Exercise instructions: Copy out every line in which the string "beautiful" occurs.
+ + + + +
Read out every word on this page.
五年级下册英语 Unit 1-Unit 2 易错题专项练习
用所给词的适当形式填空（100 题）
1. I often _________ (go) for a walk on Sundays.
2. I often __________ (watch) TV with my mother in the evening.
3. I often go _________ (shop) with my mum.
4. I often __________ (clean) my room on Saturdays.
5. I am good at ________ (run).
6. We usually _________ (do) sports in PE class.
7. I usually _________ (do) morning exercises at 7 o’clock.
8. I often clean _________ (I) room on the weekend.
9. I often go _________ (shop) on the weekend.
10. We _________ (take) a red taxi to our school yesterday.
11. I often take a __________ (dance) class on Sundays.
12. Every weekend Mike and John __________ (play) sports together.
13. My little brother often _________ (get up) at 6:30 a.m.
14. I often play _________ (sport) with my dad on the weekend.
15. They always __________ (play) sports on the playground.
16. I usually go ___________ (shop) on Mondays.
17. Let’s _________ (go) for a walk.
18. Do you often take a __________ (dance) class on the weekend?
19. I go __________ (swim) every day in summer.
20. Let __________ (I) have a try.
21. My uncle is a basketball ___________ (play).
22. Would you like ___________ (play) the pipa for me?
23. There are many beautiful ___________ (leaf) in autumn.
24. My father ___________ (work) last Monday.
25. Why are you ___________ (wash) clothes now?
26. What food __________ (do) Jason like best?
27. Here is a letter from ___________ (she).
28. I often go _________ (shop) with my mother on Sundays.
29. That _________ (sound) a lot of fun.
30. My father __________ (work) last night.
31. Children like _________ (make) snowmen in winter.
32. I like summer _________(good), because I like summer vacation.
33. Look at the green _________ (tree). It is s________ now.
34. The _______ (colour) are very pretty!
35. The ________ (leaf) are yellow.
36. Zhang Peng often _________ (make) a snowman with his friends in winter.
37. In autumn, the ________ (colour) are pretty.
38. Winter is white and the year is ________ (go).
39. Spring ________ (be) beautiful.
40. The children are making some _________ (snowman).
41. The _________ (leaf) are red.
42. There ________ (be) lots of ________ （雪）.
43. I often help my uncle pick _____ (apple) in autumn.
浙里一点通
+ + + + +
Task response:
23. There are many beautiful ___________ (leaf) in autumn.
39. Spring ________ (be) beautiful.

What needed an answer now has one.